__Supplied information__
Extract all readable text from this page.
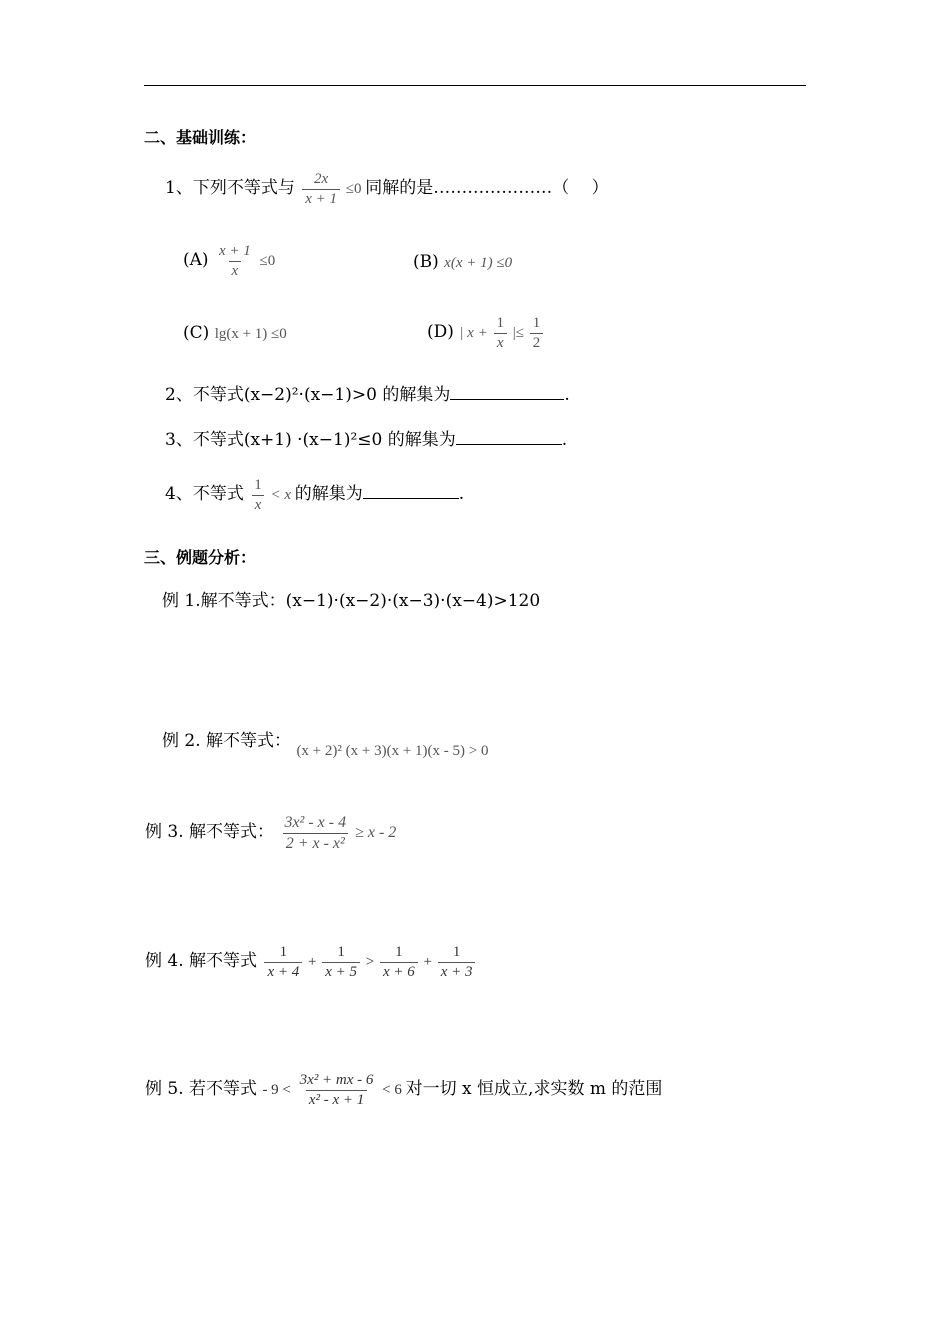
二、基础训练：
1、下列不等式与 $\frac{2x}{x + 1} \le 0$ 同解的是…………………（　 ）
$(A) \frac{x + 1}{x} \le 0$	(B) x(x + 1) ≤0
(C) lg(x + 1) ≤0	(D) | $x + \frac{1}{x}$ |≤ $\frac{1}{2}$
2、不等式(x−2)²·(x−1)>0 的解集为	.
3、不等式(x+1) ·(x−1)²≤0 的解集为	.
4、不等式 $\frac{1}{x} < x$ 的解集为	.
三、例题分析：
例 1.解不等式：(x−1)·(x−2)·(x−3)·(x−4)>120
例 2. 解不等式： (x + 2)² (x + 3)(x + 1)(x - 5) > 0
例 3. 解不等式： $\frac{\text{3x² - x - 4}}{\text{2 + x - x²}} \ge x - 2$
例 4. 解不等式 $\frac{1}{x + 4} + \frac{1}{x + 5} > \frac{1}{x + 6} + \frac{1}{x + 3}$
例 5. 若不等式 - $9 < \frac{\text{3x² + mx - 6}}{\text{x² - x + 1}} < 6$ 对一切 x 恒成立,求实数 m 的范围
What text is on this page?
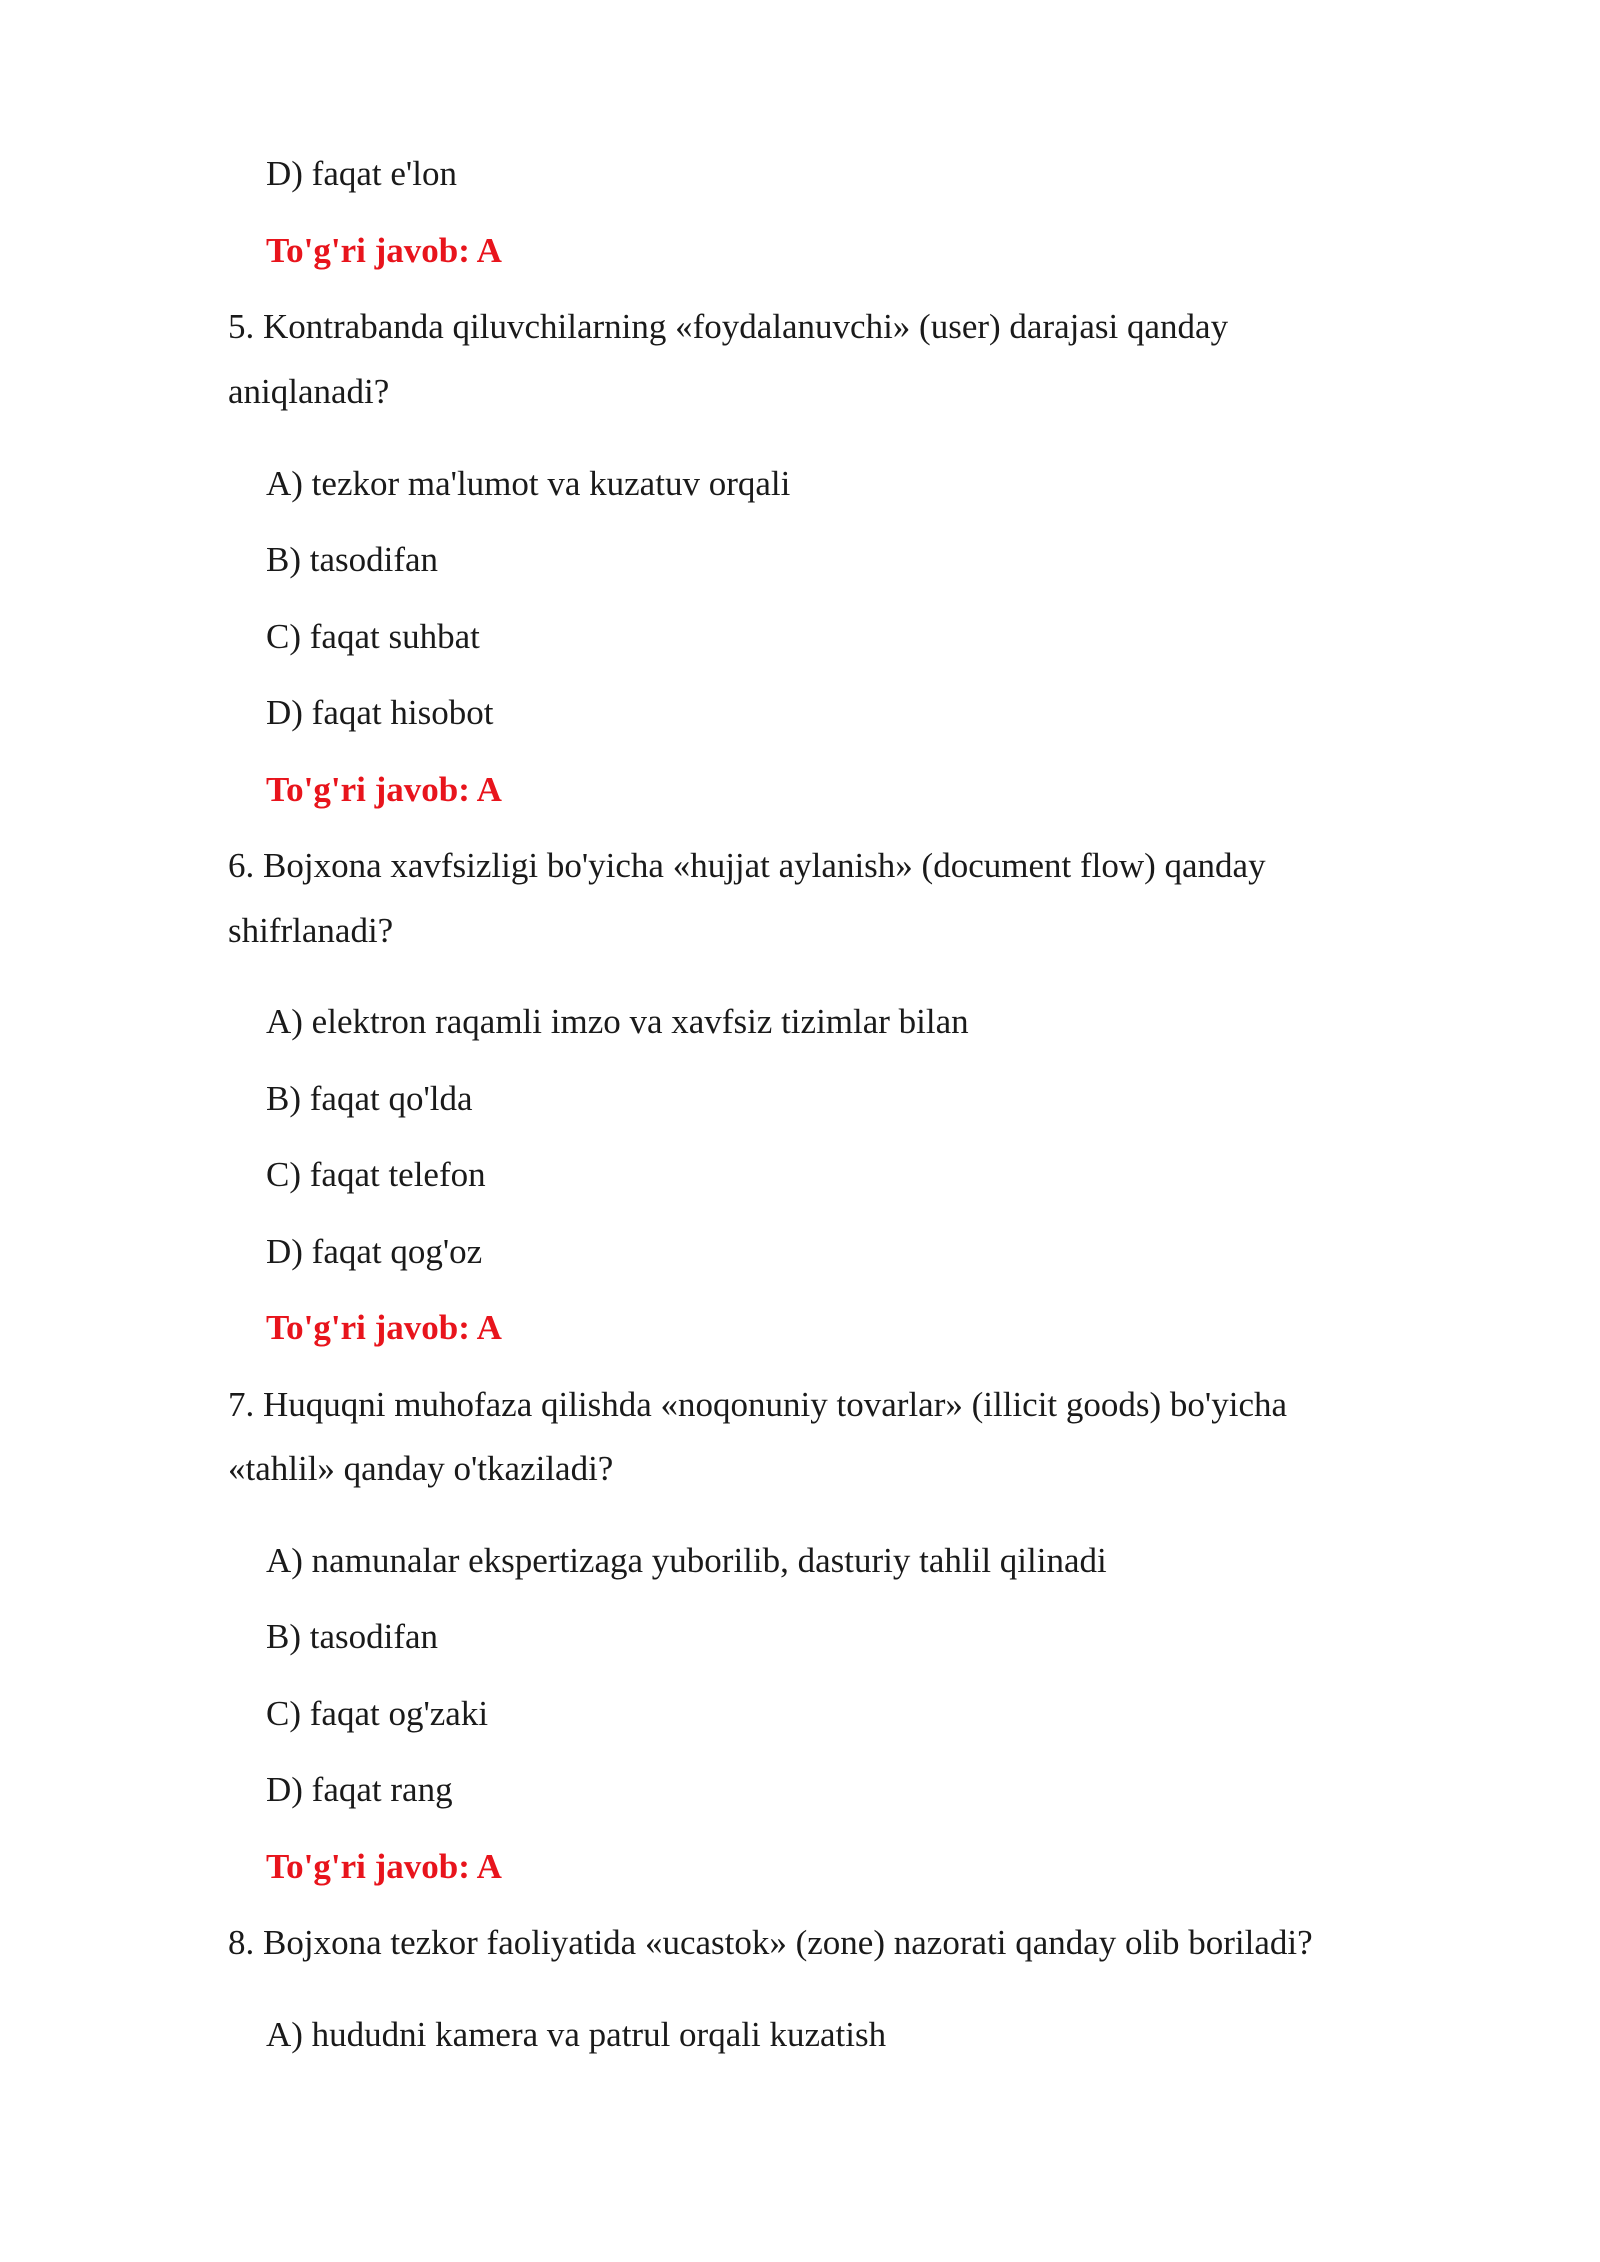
D) faqat e'lon
To'g'ri javob: A
5. Kontrabanda qiluvchilarning «foydalanuvchi» (user) darajasi qanday
aniqlanadi?
A) tezkor ma'lumot va kuzatuv orqali
B) tasodifan
C) faqat suhbat
D) faqat hisobot
To'g'ri javob: A
6. Bojxona xavfsizligi bo'yicha «hujjat aylanish» (document flow) qanday
shifrlanadi?
A) elektron raqamli imzo va xavfsiz tizimlar bilan
B) faqat qo'lda
C) faqat telefon
D) faqat qog'oz
To'g'ri javob: A
7. Huquqni muhofaza qilishda «noqonuniy tovarlar» (illicit goods) bo'yicha
«tahlil» qanday o'tkaziladi?
A) namunalar ekspertizaga yuborilib, dasturiy tahlil qilinadi
B) tasodifan
C) faqat og'zaki
D) faqat rang
To'g'ri javob: A
8. Bojxona tezkor faoliyatida «ucastok» (zone) nazorati qanday olib boriladi?
A) hududni kamera va patrul orqali kuzatish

__Aim__
Reproduce each line of the records exactly, and omit every picture.

__Task answer__
Extract all readable text from this page.
二、基础训练：
1、下列不等式与 $\frac{2x}{x + 1} \le 0$ 同解的是…………………（　 ）
$(A) \frac{x + 1}{x} \le 0$	(B) x(x + 1) ≤0
(C) lg(x + 1) ≤0	(D) | $x + \frac{1}{x}$ |≤ $\frac{1}{2}$
2、不等式(x−2)²·(x−1)>0 的解集为	.
3、不等式(x+1) ·(x−1)²≤0 的解集为	.
4、不等式 $\frac{1}{x} < x$ 的解集为	.
三、例题分析：
例 1.解不等式：(x−1)·(x−2)·(x−3)·(x−4)>120
例 2. 解不等式： (x + 2)² (x + 3)(x + 1)(x - 5) > 0
例 3. 解不等式： $\frac{\text{3x² - x - 4}}{\text{2 + x - x²}} \ge x - 2$
例 4. 解不等式 $\frac{1}{x + 4} + \frac{1}{x + 5} > \frac{1}{x + 6} + \frac{1}{x + 3}$
例 5. 若不等式 - $9 < \frac{\text{3x² + mx - 6}}{\text{x² - x + 1}} < 6$ 对一切 x 恒成立,求实数 m 的范围
What text is on this page?
D) faqat e'lon
To'g'ri javob: A
5. Kontrabanda qiluvchilarning «foydalanuvchi» (user) darajasi qanday
aniqlanadi?
A) tezkor ma'lumot va kuzatuv orqali
B) tasodifan
C) faqat suhbat
D) faqat hisobot
To'g'ri javob: A
6. Bojxona xavfsizligi bo'yicha «hujjat aylanish» (document flow) qanday
shifrlanadi?
A) elektron raqamli imzo va xavfsiz tizimlar bilan
B) faqat qo'lda
C) faqat telefon
D) faqat qog'oz
To'g'ri javob: A
7. Huquqni muhofaza qilishda «noqonuniy tovarlar» (illicit goods) bo'yicha
«tahlil» qanday o'tkaziladi?
A) namunalar ekspertizaga yuborilib, dasturiy tahlil qilinadi
B) tasodifan
C) faqat og'zaki
D) faqat rang
To'g'ri javob: A
8. Bojxona tezkor faoliyatida «ucastok» (zone) nazorati qanday olib boriladi?
A) hududni kamera va patrul orqali kuzatish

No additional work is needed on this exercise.